Problem set:
A. According to the page excerpt on UK inflation, what annual CPI rate did low-income households experience in December?
B. From the page excerpt on UK inflation, please extract the passage word for word: begin at the words "London — Britain’s" and stop after "the poorest families.".

London — Britain’s rich and poor alike are experiencing surges in inflation, official data showed on Friday, though soaring food and energy prices mean low-income households stand less chance of avoiding the hit from rising prices.

After annual British consumer price inflation hit an almost 30-year high of 5.4% last month, the cost of living has become a hot political topic and campaigners have questioned whether that figure reflects the true costs faced by the poorest families.

At first glance, new figures published by the Office for National Statistics suggested the headline rate of inflation is close to that experienced by both low- and high-income households.

The ONS said low-income households experienced annual CPI of 5.3% in December, while high-income households faced inflation of 5.5%.

“High-income and low-income households have experienced similar annual inflation rates since 2014,” the ONS said.

The ONS defined a high-income household as one with after-tax income that is in the top 20% but not the top 10%, and a low-income household as one with an income in the bottom 20% but not the bottom 10%, when adjusted for household size.

A Reuters analysis of household spending data suggests that the inflation faced by low-income households is skewed towards essential spending on food and shelter, leaving them less able to adapt to increases in those prices.

In its latest report, the ONS said the slightly higher inflation rate for well-off households in December reflected their greater spending on transport.

The surging price of petrol and new and used cars — which comprise a far greater share of spending for high-income than low-income households — have been among the biggest drivers of inflation over the last year.

Restaurant meals have been another big driver of inflation for high-income households.

While better-off households can spend less on eating out and maybe delay replacing cars during a cost-of-living crisis, the inflation data last week showed a deteriorating picture for basic food and shelter costs.

Food prices rose by 1.4% in December alone, the biggest rise for nine years. Prices of meat, vegetables and bread and cereals each jumped by more than 2% in month-on-month terms.

Actual rents — where spending is skewed heavily towards the lowest income households — hit 2% in annual terms in December, the biggest rise since 2016.

In recent weeks social campaigner and writer Jack Monroe has brought media attention to the way the ONS measures food prices.

She has argued that in attempting to capture a representative price for a given item — say a tin of baked beans — the ONS misses out big price moves in the cheapest tins which tend to be bought by the poorest households.

The ONS itself has acknowledged the limitations of its attempts to measure consumer prices, which is based on a basket of 700 goods and services, collected from 180,000 price points.

It plans to use prices sent straight from supermarket checkouts — increasing the number of price points to hundreds of millions — so it has inflation data on the full variety of items, rather than a single representative item.

Friday's figures also reflect spending patterns for 2019, before the pandemic — something the ONS plans to rectify in new data in May.

Provided material:
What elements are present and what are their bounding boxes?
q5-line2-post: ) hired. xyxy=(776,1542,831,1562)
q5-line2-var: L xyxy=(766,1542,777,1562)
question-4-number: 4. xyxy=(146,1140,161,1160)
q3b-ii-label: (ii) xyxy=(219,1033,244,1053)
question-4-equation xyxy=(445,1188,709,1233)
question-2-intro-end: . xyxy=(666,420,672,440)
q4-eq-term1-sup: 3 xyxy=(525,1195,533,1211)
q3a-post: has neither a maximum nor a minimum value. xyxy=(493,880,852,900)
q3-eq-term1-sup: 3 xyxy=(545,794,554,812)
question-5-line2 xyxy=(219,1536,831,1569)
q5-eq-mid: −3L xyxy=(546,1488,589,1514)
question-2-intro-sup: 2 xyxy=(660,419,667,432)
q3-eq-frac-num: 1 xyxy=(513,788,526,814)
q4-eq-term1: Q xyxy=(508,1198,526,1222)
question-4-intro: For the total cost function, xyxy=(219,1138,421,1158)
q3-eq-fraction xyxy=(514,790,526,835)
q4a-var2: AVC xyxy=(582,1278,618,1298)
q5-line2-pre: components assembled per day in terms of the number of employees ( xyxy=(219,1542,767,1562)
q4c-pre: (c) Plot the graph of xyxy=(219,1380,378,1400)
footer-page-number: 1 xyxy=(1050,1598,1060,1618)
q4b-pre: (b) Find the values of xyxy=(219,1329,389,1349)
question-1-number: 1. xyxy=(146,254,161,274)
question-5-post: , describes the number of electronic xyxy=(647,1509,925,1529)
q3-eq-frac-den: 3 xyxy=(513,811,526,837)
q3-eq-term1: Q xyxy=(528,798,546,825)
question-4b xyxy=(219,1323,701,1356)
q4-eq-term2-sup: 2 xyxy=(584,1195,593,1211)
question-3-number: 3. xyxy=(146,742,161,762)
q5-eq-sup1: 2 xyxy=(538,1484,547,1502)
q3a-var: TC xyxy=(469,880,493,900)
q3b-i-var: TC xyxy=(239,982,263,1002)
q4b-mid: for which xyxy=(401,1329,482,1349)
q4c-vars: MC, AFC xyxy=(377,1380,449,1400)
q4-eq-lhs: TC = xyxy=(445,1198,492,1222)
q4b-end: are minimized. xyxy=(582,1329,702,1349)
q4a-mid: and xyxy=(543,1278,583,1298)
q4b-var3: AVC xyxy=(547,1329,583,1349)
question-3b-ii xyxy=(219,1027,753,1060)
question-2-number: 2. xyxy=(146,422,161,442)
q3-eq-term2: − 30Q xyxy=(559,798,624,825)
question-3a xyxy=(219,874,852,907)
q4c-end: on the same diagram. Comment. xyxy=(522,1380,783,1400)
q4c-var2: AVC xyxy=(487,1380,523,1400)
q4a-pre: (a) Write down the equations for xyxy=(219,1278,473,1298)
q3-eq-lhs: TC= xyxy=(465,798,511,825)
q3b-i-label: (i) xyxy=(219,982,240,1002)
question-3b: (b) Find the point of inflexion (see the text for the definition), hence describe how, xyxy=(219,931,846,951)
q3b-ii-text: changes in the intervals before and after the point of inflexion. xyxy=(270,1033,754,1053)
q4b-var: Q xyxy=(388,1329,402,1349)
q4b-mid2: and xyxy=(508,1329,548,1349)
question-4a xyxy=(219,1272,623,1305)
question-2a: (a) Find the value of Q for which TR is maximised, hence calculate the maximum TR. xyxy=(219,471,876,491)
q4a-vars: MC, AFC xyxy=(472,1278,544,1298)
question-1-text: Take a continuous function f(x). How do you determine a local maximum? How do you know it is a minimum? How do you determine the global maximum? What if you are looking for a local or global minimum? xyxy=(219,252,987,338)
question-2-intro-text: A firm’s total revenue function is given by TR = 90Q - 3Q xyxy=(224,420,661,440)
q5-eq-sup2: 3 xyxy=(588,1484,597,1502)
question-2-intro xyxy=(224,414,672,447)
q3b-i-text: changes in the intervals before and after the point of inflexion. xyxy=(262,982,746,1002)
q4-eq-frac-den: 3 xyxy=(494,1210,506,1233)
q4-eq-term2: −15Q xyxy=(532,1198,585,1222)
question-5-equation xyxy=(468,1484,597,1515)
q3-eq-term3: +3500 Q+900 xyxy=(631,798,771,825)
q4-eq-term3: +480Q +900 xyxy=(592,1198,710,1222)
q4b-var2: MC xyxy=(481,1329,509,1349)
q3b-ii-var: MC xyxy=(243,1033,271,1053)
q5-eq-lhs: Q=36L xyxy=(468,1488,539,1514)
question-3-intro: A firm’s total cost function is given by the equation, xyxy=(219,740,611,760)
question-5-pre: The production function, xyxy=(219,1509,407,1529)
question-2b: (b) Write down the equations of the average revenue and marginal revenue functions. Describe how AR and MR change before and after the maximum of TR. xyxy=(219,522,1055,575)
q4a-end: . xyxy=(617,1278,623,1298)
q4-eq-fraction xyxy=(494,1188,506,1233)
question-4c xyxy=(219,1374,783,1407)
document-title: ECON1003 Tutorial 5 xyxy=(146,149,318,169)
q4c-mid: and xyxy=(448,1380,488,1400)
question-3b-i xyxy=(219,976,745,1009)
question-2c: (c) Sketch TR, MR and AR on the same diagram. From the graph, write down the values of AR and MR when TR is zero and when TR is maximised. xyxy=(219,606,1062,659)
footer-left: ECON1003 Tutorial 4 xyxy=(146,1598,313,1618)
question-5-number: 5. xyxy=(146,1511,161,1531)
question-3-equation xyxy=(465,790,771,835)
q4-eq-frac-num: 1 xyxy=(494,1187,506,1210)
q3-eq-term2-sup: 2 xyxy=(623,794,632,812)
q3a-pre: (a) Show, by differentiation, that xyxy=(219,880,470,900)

Answers by item number:
A. 5.3%

B.
London — Britain’s rich and poor alike are experiencing surges in inflation, official data showed on Friday, though soaring food and energy prices mean low-income households stand less chance of avoiding the hit from rising prices.

After annual British consumer price inflation hit an almost 30-year high of 5.4% last month, the cost of living has become a hot political topic and campaigners have questioned whether that figure reflects the true costs faced by the poorest families.